Records about charts and figures:
## START

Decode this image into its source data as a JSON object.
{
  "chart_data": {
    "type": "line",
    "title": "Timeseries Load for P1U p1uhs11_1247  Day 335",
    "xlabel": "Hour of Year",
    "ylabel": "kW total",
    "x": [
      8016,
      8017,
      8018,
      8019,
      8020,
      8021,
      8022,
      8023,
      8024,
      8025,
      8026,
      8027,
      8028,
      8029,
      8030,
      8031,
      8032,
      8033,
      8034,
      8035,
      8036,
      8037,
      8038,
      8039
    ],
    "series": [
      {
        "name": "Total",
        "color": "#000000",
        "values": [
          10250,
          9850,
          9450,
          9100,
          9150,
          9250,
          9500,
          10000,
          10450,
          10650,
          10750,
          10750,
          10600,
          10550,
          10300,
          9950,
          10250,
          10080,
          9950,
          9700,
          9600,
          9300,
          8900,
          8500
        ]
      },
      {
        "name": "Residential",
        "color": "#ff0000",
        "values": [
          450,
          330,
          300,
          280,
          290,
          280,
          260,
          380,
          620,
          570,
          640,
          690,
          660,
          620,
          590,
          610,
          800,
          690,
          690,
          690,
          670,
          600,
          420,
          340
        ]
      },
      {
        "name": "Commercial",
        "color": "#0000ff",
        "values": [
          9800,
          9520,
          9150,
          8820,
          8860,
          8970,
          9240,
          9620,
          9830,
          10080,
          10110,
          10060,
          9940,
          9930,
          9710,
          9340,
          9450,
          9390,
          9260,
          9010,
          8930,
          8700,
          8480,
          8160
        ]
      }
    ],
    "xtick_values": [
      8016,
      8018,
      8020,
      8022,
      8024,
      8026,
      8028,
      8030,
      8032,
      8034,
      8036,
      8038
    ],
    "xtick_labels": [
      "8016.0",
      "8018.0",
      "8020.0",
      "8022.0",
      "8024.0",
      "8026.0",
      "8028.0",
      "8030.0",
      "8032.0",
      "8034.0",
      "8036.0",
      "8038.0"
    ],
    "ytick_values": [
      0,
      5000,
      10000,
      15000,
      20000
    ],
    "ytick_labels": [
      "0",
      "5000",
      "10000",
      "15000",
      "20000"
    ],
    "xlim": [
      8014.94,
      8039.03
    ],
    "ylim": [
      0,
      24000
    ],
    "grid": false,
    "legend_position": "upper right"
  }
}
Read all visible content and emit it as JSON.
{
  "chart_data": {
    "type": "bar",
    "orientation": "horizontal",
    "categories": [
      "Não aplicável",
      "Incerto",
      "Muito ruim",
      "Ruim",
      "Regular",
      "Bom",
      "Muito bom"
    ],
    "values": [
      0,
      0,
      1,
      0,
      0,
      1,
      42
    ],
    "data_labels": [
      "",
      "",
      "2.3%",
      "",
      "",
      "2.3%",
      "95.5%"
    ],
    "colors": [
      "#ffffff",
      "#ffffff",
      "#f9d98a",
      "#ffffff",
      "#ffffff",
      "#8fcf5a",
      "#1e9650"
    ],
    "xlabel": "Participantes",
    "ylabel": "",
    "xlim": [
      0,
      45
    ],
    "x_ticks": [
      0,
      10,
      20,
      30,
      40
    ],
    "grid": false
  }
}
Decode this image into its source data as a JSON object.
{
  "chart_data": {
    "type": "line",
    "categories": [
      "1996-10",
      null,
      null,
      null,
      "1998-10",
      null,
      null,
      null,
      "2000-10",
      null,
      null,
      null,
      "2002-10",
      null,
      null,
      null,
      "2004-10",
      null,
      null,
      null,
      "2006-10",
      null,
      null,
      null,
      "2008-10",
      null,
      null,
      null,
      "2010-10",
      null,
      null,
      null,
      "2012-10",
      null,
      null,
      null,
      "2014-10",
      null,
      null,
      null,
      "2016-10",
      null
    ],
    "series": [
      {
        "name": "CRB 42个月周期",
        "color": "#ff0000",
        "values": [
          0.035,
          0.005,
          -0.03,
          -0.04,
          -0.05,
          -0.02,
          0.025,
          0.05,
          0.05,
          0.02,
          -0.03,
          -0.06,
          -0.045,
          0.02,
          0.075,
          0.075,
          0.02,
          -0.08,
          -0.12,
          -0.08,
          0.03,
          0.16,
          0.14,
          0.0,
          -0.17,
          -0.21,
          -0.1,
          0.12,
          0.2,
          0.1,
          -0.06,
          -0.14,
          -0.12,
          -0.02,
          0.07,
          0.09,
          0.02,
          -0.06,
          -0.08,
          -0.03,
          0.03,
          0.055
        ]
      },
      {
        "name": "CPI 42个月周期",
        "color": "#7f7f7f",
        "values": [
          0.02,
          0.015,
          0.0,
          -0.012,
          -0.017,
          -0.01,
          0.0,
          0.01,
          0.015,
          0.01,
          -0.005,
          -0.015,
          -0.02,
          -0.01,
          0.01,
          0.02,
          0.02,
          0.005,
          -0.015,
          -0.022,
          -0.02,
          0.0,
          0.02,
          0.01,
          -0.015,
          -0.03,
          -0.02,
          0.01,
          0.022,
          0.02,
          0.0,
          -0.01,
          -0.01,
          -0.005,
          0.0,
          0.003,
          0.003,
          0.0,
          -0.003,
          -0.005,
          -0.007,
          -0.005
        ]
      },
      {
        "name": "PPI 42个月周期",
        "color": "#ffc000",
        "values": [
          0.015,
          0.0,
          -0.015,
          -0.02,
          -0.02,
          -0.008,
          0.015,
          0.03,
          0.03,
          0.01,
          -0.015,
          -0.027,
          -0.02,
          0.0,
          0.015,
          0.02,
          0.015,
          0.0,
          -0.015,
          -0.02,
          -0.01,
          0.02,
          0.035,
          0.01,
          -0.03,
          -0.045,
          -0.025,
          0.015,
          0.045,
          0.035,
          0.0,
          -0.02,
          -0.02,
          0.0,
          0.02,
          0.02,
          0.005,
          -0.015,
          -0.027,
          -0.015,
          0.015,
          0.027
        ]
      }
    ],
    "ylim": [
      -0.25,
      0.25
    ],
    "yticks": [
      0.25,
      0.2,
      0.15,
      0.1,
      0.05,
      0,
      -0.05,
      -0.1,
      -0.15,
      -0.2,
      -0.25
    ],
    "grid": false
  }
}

## END

WRITTEN INSTRUCTION: Output every entry shown above, exactly.

REPLY TO THE EXERCISE:
Decode this image into its source data as a JSON object.
{
  "chart_data": {
    "type": "line",
    "title": "Timeseries Load for P1U p1uhs11_1247  Day 335",
    "xlabel": "Hour of Year",
    "ylabel": "kW total",
    "x": [
      8016,
      8017,
      8018,
      8019,
      8020,
      8021,
      8022,
      8023,
      8024,
      8025,
      8026,
      8027,
      8028,
      8029,
      8030,
      8031,
      8032,
      8033,
      8034,
      8035,
      8036,
      8037,
      8038,
      8039
    ],
    "series": [
      {
        "name": "Total",
        "color": "#000000",
        "values": [
          10250,
          9850,
          9450,
          9100,
          9150,
          9250,
          9500,
          10000,
          10450,
          10650,
          10750,
          10750,
          10600,
          10550,
          10300,
          9950,
          10250,
          10080,
          9950,
          9700,
          9600,
          9300,
          8900,
          8500
        ]
      },
      {
        "name": "Residential",
        "color": "#ff0000",
        "values": [
          450,
          330,
          300,
          280,
          290,
          280,
          260,
          380,
          620,
          570,
          640,
          690,
          660,
          620,
          590,
          610,
          800,
          690,
          690,
          690,
          670,
          600,
          420,
          340
        ]
      },
      {
        "name": "Commercial",
        "color": "#0000ff",
        "values": [
          9800,
          9520,
          9150,
          8820,
          8860,
          8970,
          9240,
          9620,
          9830,
          10080,
          10110,
          10060,
          9940,
          9930,
          9710,
          9340,
          9450,
          9390,
          9260,
          9010,
          8930,
          8700,
          8480,
          8160
        ]
      }
    ],
    "xtick_values": [
      8016,
      8018,
      8020,
      8022,
      8024,
      8026,
      8028,
      8030,
      8032,
      8034,
      8036,
      8038
    ],
    "xtick_labels": [
      "8016.0",
      "8018.0",
      "8020.0",
      "8022.0",
      "8024.0",
      "8026.0",
      "8028.0",
      "8030.0",
      "8032.0",
      "8034.0",
      "8036.0",
      "8038.0"
    ],
    "ytick_values": [
      0,
      5000,
      10000,
      15000,
      20000
    ],
    "ytick_labels": [
      "0",
      "5000",
      "10000",
      "15000",
      "20000"
    ],
    "xlim": [
      8014.94,
      8039.03
    ],
    "ylim": [
      0,
      24000
    ],
    "grid": false,
    "legend_position": "upper right"
  }
}
Read all visible content and emit it as JSON.
{
  "chart_data": {
    "type": "bar",
    "orientation": "horizontal",
    "categories": [
      "Não aplicável",
      "Incerto",
      "Muito ruim",
      "Ruim",
      "Regular",
      "Bom",
      "Muito bom"
    ],
    "values": [
      0,
      0,
      1,
      0,
      0,
      1,
      42
    ],
    "data_labels": [
      "",
      "",
      "2.3%",
      "",
      "",
      "2.3%",
      "95.5%"
    ],
    "colors": [
      "#ffffff",
      "#ffffff",
      "#f9d98a",
      "#ffffff",
      "#ffffff",
      "#8fcf5a",
      "#1e9650"
    ],
    "xlabel": "Participantes",
    "ylabel": "",
    "xlim": [
      0,
      45
    ],
    "x_ticks": [
      0,
      10,
      20,
      30,
      40
    ],
    "grid": false
  }
}
Decode this image into its source data as a JSON object.
{
  "chart_data": {
    "type": "line",
    "categories": [
      "1996-10",
      null,
      null,
      null,
      "1998-10",
      null,
      null,
      null,
      "2000-10",
      null,
      null,
      null,
      "2002-10",
      null,
      null,
      null,
      "2004-10",
      null,
      null,
      null,
      "2006-10",
      null,
      null,
      null,
      "2008-10",
      null,
      null,
      null,
      "2010-10",
      null,
      null,
      null,
      "2012-10",
      null,
      null,
      null,
      "2014-10",
      null,
      null,
      null,
      "2016-10",
      null
    ],
    "series": [
      {
        "name": "CRB 42个月周期",
        "color": "#ff0000",
        "values": [
          0.035,
          0.005,
          -0.03,
          -0.04,
          -0.05,
          -0.02,
          0.025,
          0.05,
          0.05,
          0.02,
          -0.03,
          -0.06,
          -0.045,
          0.02,
          0.075,
          0.075,
          0.02,
          -0.08,
          -0.12,
          -0.08,
          0.03,
          0.16,
          0.14,
          0.0,
          -0.17,
          -0.21,
          -0.1,
          0.12,
          0.2,
          0.1,
          -0.06,
          -0.14,
          -0.12,
          -0.02,
          0.07,
          0.09,
          0.02,
          -0.06,
          -0.08,
          -0.03,
          0.03,
          0.055
        ]
      },
      {
        "name": "CPI 42个月周期",
        "color": "#7f7f7f",
        "values": [
          0.02,
          0.015,
          0.0,
          -0.012,
          -0.017,
          -0.01,
          0.0,
          0.01,
          0.015,
          0.01,
          -0.005,
          -0.015,
          -0.02,
          -0.01,
          0.01,
          0.02,
          0.02,
          0.005,
          -0.015,
          -0.022,
          -0.02,
          0.0,
          0.02,
          0.01,
          -0.015,
          -0.03,
          -0.02,
          0.01,
          0.022,
          0.02,
          0.0,
          -0.01,
          -0.01,
          -0.005,
          0.0,
          0.003,
          0.003,
          0.0,
          -0.003,
          -0.005,
          -0.007,
          -0.005
        ]
      },
      {
        "name": "PPI 42个月周期",
        "color": "#ffc000",
        "values": [
          0.015,
          0.0,
          -0.015,
          -0.02,
          -0.02,
          -0.008,
          0.015,
          0.03,
          0.03,
          0.01,
          -0.015,
          -0.027,
          -0.02,
          0.0,
          0.015,
          0.02,
          0.015,
          0.0,
          -0.015,
          -0.02,
          -0.01,
          0.02,
          0.035,
          0.01,
          -0.03,
          -0.045,
          -0.025,
          0.015,
          0.045,
          0.035,
          0.0,
          -0.02,
          -0.02,
          0.0,
          0.02,
          0.02,
          0.005,
          -0.015,
          -0.027,
          -0.015,
          0.015,
          0.027
        ]
      }
    ],
    "ylim": [
      -0.25,
      0.25
    ],
    "yticks": [
      0.25,
      0.2,
      0.15,
      0.1,
      0.05,
      0,
      -0.05,
      -0.1,
      -0.15,
      -0.2,
      -0.25
    ],
    "grid": false
  }
}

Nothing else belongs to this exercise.